* Written exercise *
Search the listing for "pages" and copy every line where it appears.

===== Data for processing

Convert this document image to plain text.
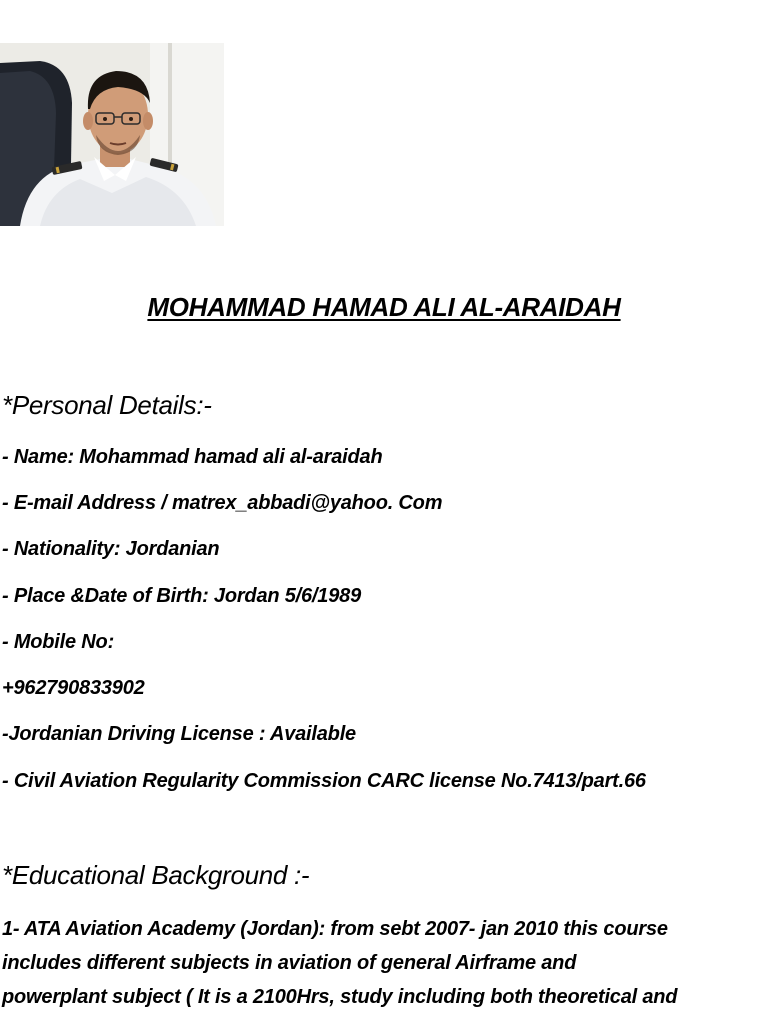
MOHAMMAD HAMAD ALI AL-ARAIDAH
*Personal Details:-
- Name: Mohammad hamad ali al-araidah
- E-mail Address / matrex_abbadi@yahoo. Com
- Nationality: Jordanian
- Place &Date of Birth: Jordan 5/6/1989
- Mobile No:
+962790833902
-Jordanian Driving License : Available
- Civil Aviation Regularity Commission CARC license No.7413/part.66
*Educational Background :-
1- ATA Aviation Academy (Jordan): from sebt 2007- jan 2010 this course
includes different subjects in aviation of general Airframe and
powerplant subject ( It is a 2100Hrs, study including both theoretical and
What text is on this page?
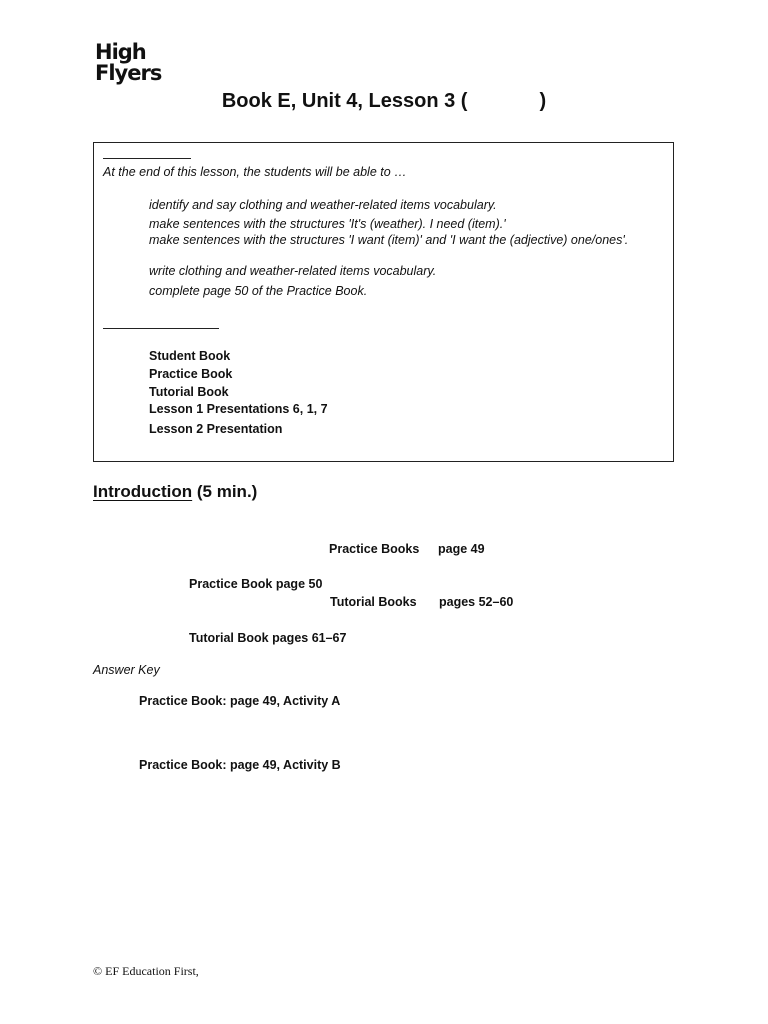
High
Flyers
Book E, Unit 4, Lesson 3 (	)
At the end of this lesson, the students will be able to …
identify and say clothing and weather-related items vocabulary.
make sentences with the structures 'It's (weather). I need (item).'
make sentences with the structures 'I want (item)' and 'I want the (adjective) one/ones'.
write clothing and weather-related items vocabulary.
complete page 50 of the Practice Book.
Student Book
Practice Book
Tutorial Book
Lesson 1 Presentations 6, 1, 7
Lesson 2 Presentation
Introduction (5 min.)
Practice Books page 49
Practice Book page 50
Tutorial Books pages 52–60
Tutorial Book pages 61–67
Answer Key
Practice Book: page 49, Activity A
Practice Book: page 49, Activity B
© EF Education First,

==========

* Result *
Tutorial Books pages 52–60
Tutorial Book pages 61–67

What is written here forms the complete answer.